## [Extracted records]
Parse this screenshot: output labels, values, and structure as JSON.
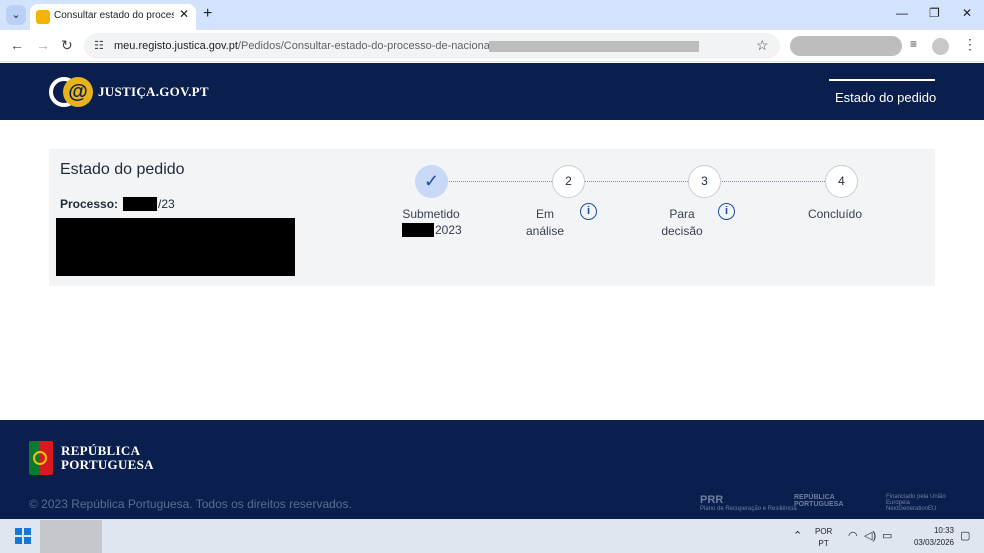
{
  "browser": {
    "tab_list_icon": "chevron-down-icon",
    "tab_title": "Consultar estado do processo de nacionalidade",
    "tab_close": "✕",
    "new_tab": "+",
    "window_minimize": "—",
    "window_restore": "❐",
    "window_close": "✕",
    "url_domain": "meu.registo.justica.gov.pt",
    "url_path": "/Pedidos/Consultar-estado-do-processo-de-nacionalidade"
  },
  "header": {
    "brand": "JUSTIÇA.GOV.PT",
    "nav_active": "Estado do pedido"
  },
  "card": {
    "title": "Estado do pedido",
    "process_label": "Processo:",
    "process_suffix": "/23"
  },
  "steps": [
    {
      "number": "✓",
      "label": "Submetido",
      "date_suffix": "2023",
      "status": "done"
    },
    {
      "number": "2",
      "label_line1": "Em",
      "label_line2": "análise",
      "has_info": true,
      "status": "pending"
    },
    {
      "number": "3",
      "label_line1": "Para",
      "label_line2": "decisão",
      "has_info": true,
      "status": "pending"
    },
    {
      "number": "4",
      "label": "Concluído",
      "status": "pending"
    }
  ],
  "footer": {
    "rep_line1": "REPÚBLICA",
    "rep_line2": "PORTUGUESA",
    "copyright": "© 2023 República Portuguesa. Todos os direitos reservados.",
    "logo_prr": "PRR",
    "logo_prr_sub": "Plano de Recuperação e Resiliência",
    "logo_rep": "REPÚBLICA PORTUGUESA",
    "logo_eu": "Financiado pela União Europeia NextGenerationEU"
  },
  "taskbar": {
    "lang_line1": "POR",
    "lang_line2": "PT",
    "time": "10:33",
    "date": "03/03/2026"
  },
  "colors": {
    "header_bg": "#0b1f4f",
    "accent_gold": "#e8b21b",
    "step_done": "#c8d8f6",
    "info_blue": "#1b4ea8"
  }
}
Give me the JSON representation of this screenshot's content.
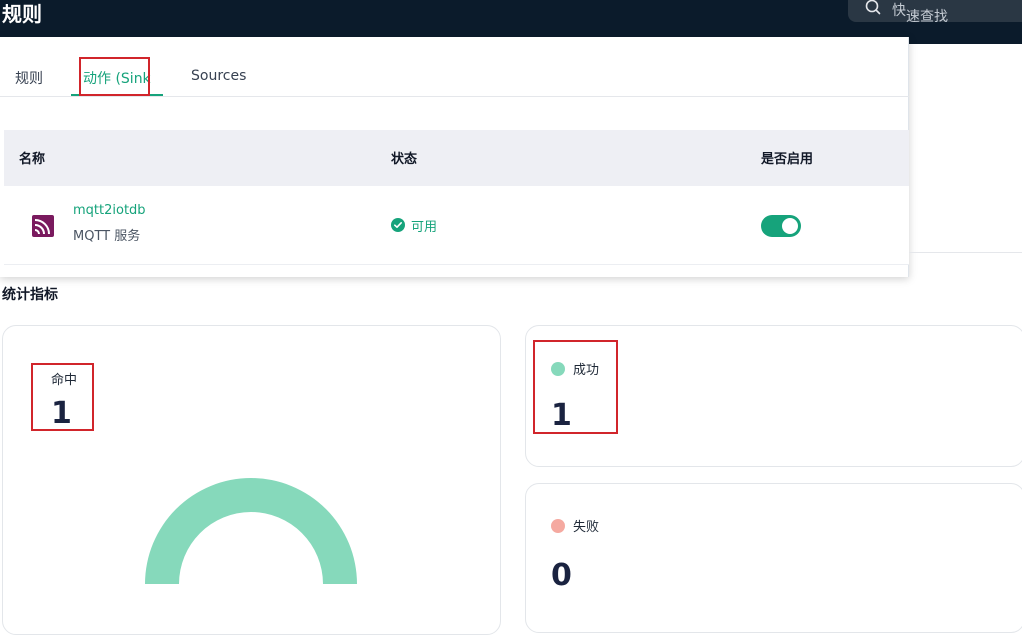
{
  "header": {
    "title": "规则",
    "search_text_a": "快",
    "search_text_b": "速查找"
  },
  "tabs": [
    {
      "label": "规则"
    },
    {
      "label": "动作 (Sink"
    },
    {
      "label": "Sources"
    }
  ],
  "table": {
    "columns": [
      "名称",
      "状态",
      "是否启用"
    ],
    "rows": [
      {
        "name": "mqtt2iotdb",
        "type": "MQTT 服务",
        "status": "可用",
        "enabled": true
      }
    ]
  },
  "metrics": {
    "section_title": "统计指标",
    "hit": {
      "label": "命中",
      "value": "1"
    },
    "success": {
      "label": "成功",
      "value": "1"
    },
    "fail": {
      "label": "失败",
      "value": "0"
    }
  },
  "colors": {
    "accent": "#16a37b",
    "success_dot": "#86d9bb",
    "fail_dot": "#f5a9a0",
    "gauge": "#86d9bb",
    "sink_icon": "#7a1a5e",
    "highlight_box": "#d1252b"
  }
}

## [Aim of the task]
Find the line with "Give me the" in the listing and extract it and all lines after it through the end, exactly, without the pictures.

## [Worked solution]
Give me the JSON representation of this screenshot's content.
{
  "header": {
    "title": "规则",
    "search_text_a": "快",
    "search_text_b": "速查找"
  },
  "tabs": [
    {
      "label": "规则"
    },
    {
      "label": "动作 (Sink"
    },
    {
      "label": "Sources"
    }
  ],
  "table": {
    "columns": [
      "名称",
      "状态",
      "是否启用"
    ],
    "rows": [
      {
        "name": "mqtt2iotdb",
        "type": "MQTT 服务",
        "status": "可用",
        "enabled": true
      }
    ]
  },
  "metrics": {
    "section_title": "统计指标",
    "hit": {
      "label": "命中",
      "value": "1"
    },
    "success": {
      "label": "成功",
      "value": "1"
    },
    "fail": {
      "label": "失败",
      "value": "0"
    }
  },
  "colors": {
    "accent": "#16a37b",
    "success_dot": "#86d9bb",
    "fail_dot": "#f5a9a0",
    "gauge": "#86d9bb",
    "sink_icon": "#7a1a5e",
    "highlight_box": "#d1252b"
  }
}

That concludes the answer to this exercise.